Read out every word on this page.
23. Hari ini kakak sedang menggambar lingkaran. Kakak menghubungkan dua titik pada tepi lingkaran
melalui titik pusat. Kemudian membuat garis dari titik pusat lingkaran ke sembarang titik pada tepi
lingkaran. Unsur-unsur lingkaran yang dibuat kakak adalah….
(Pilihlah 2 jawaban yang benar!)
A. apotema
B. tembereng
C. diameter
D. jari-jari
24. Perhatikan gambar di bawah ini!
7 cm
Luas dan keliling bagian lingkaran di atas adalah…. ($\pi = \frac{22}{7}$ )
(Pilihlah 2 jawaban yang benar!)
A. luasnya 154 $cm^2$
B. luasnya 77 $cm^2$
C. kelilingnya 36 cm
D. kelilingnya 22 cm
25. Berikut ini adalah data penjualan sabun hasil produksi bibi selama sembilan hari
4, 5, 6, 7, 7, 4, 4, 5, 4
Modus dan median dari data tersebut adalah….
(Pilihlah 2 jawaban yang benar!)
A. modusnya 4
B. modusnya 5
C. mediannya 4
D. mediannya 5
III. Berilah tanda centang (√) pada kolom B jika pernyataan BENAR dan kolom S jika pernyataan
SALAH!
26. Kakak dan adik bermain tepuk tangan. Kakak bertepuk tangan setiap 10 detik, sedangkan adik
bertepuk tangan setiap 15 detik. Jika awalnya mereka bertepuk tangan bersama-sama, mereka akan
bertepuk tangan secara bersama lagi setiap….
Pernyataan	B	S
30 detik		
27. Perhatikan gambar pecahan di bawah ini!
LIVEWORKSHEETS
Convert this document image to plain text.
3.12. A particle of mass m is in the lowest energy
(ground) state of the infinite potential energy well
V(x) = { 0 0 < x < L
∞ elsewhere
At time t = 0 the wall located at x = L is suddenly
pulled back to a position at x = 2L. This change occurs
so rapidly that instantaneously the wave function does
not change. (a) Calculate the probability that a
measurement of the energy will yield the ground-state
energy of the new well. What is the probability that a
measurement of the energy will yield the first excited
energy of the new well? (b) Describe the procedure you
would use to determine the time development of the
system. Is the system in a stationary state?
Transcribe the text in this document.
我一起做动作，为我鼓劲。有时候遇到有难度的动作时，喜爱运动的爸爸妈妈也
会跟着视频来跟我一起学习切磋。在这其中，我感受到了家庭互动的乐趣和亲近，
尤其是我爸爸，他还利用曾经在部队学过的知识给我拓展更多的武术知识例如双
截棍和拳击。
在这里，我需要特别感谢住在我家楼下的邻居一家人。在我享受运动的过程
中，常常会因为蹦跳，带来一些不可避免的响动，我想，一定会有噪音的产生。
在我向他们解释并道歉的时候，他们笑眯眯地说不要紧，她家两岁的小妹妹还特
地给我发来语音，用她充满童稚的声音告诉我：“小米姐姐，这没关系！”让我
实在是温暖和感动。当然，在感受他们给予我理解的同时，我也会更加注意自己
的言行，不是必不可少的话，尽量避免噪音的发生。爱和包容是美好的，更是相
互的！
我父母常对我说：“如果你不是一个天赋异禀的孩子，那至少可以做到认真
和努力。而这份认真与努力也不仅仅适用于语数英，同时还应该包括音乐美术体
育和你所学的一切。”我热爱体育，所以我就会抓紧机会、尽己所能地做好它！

== STATED GOAL ==
From the records given above, copy all lines containing "adalah".

== SOLUTION TO THIS PROBLEM ==
lingkaran. Unsur-unsur lingkaran yang dibuat kakak adalah….
Luas dan keliling bagian lingkaran di atas adalah…. ($\pi = \frac{22}{7}$ )
25. Berikut ini adalah data penjualan sabun hasil produksi bibi selama sembilan hari
Modus dan median dari data tersebut adalah….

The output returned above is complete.